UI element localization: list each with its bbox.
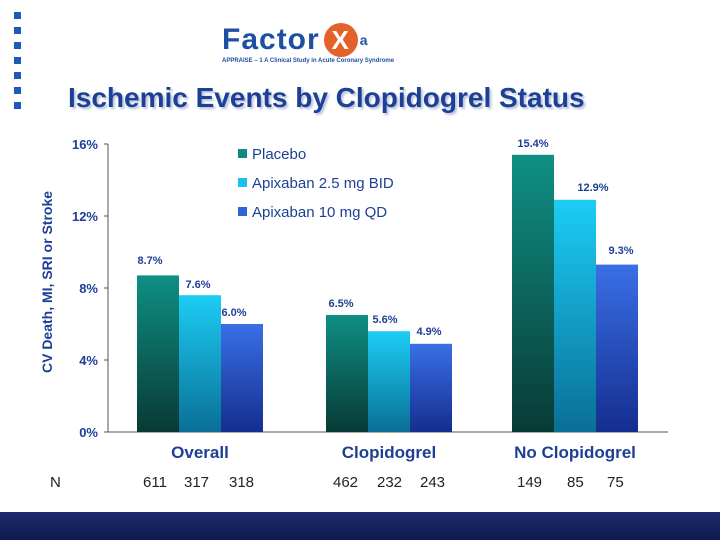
data-label: 6.5% <box>328 298 353 310</box>
n-noclop-placebo: 149 <box>517 474 543 491</box>
decorative-dots <box>14 12 22 117</box>
n-clop-apix25: 232 <box>377 474 403 491</box>
n-overall-apix25: 317 <box>184 474 210 491</box>
bar-apixaban-10-mg-qd-no-clopidogrel <box>596 264 638 432</box>
bar-apixaban-2-5-mg-bid-clopidogrel <box>368 331 410 432</box>
y-tick-label: 8% <box>79 281 98 296</box>
y-axis-label: CV Death, MI, SRI or Stroke <box>39 191 55 373</box>
legend-swatch <box>238 178 247 187</box>
n-noclop-apix25: 85 <box>567 474 584 491</box>
y-tick-label: 12% <box>72 209 98 224</box>
logo-a: a <box>359 32 369 48</box>
data-label: 8.7% <box>137 255 162 267</box>
n-clop-apix10: 243 <box>420 474 446 491</box>
legend-label: Placebo <box>252 146 306 163</box>
legend-label: Apixaban 10 mg QD <box>252 204 387 221</box>
data-label: 7.6% <box>185 279 210 291</box>
footer-band <box>0 512 720 540</box>
y-tick-label: 0% <box>79 425 98 440</box>
logo-text: Factor <box>222 23 320 56</box>
x-category-label: Clopidogrel <box>342 443 436 462</box>
n-clop-placebo: 462 <box>333 474 359 491</box>
n-label: N <box>50 474 61 491</box>
page-title: Ischemic Events by Clopidogrel Status <box>68 82 585 113</box>
bar-apixaban-10-mg-qd-overall <box>221 324 263 432</box>
bar-apixaban-2-5-mg-bid-no-clopidogrel <box>554 199 596 432</box>
bar-placebo-clopidogrel <box>326 315 368 432</box>
y-tick-label: 16% <box>72 137 98 152</box>
data-label: 5.6% <box>372 314 397 326</box>
data-label: 4.9% <box>416 326 441 338</box>
legend-swatch <box>238 149 247 158</box>
bar-placebo-no-clopidogrel <box>512 154 554 433</box>
legend-swatch <box>238 207 247 216</box>
y-tick-label: 4% <box>79 353 98 368</box>
bar-apixaban-2-5-mg-bid-overall <box>179 295 221 432</box>
data-label: 15.4% <box>517 138 548 150</box>
x-category-label: Overall <box>171 443 229 462</box>
n-noclop-apix10: 75 <box>607 474 624 491</box>
data-label: 9.3% <box>608 245 633 257</box>
legend-label: Apixaban 2.5 mg BID <box>252 175 394 192</box>
factorxa-logo: Factor X a <box>222 23 369 57</box>
n-overall-placebo: 611 <box>143 474 167 491</box>
logo-x: X <box>323 23 358 57</box>
data-label: 12.9% <box>577 182 608 194</box>
x-category-label: No Clopidogrel <box>514 443 636 462</box>
bar-placebo-overall <box>137 275 179 432</box>
n-overall-apix10: 318 <box>229 474 255 491</box>
study-subtitle: APPRAISE – 1 A Clinical Study in Acute C… <box>222 58 395 64</box>
data-label: 6.0% <box>221 307 246 319</box>
bar-apixaban-10-mg-qd-clopidogrel <box>410 343 452 432</box>
header-band <box>0 0 720 80</box>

-- Task details --
Convert the entries above into a JSON list of strings with one string per line, omitting blank lines and leaving out the pictures.

-- Answer --
[
  "UI element localization: list each with its bbox.",
  "data-label: 6.5% <box>328 298 353 310</box>",
  "n-noclop-placebo: 149 <box>517 474 543 491</box>",
  "decorative-dots <box>14 12 22 117</box>",
  "n-clop-apix25: 232 <box>377 474 403 491</box>",
  "n-overall-apix25: 317 <box>184 474 210 491</box>",
  "bar-apixaban-10-mg-qd-no-clopidogrel <box>596 264 638 432</box>",
  "bar-apixaban-2-5-mg-bid-clopidogrel <box>368 331 410 432</box>",
  "y-tick-label: 8% <box>79 281 98 296</box>",
  "y-axis-label: CV Death, MI, SRI or Stroke <box>39 191 55 373</box>",
  "legend-swatch <box>238 178 247 187</box>",
  "n-noclop-apix25: 85 <box>567 474 584 491</box>",
  "y-tick-label: 12% <box>72 209 98 224</box>",
  "logo-a: a <box>359 32 369 48</box>",
  "data-label: 8.7% <box>137 255 162 267</box>",
  "n-clop-apix10: 243 <box>420 474 446 491</box>",
  "legend-label: Placebo <box>252 146 306 163</box>",
  "legend-label: Apixaban 10 mg QD <box>252 204 387 221</box>",
  "data-label: 7.6% <box>185 279 210 291</box>",
  "footer-band <box>0 512 720 540</box>",
  "y-tick-label: 0% <box>79 425 98 440</box>",
  "logo-text: Factor <box>222 23 320 56</box>",
  "x-category-label: Clopidogrel <box>342 443 436 462</box>",
  "n-clop-placebo: 462 <box>333 474 359 491</box>",
  "n-label: N <box>50 474 61 491</box>",
  "page-title: Ischemic Events by Clopidogrel Status <box>68 82 585 113</box>",
  "bar-apixaban-10-mg-qd-overall <box>221 324 263 432</box>",
  "bar-apixaban-2-5-mg-bid-no-clopidogrel <box>554 199 596 432</box>",
  "bar-placebo-clopidogrel <box>326 315 368 432</box>",
  "y-tick-label: 16% <box>72 137 98 152</box>",
  "data-label: 5.6% <box>372 314 397 326</box>",
  "data-label: 4.9% <box>416 326 441 338</box>",
  "legend-swatch <box>238 149 247 158</box>",
  "bar-placebo-no-clopidogrel <box>512 154 554 433</box>",
  "legend-swatch <box>238 207 247 216</box>",
  "y-tick-label: 4% <box>79 353 98 368</box>",
  "bar-apixaban-2-5-mg-bid-overall <box>179 295 221 432</box>",
  "data-label: 15.4% <box>517 138 548 150</box>",
  "x-category-label: Overall <box>171 443 229 462</box>",
  "n-noclop-apix10: 75 <box>607 474 624 491</box>",
  "data-label: 9.3% <box>608 245 633 257</box>",
  "legend-label: Apixaban 2.5 mg BID <box>252 175 394 192</box>",
  "factorxa-logo: Factor X a <box>222 23 369 57</box>",
  "n-overall-placebo: 611 <box>143 474 167 491</box>",
  "logo-x: X <box>323 23 358 57</box>",
  "data-label: 12.9% <box>577 182 608 194</box>",
  "x-category-label: No Clopidogrel <box>514 443 636 462</box>",
  "bar-placebo-overall <box>137 275 179 432</box>",
  "n-overall-apix10: 318 <box>229 474 255 491</box>",
  "study-subtitle: APPRAISE – 1 A Clinical Study in Acute C… <box>222 58 395 64</box>",
  "data-label: 6.0% <box>221 307 246 319</box>",
  "bar-apixaban-10-mg-qd-clopidogrel <box>410 343 452 432</box>",
  "header-band <box>0 0 720 80</box>"
]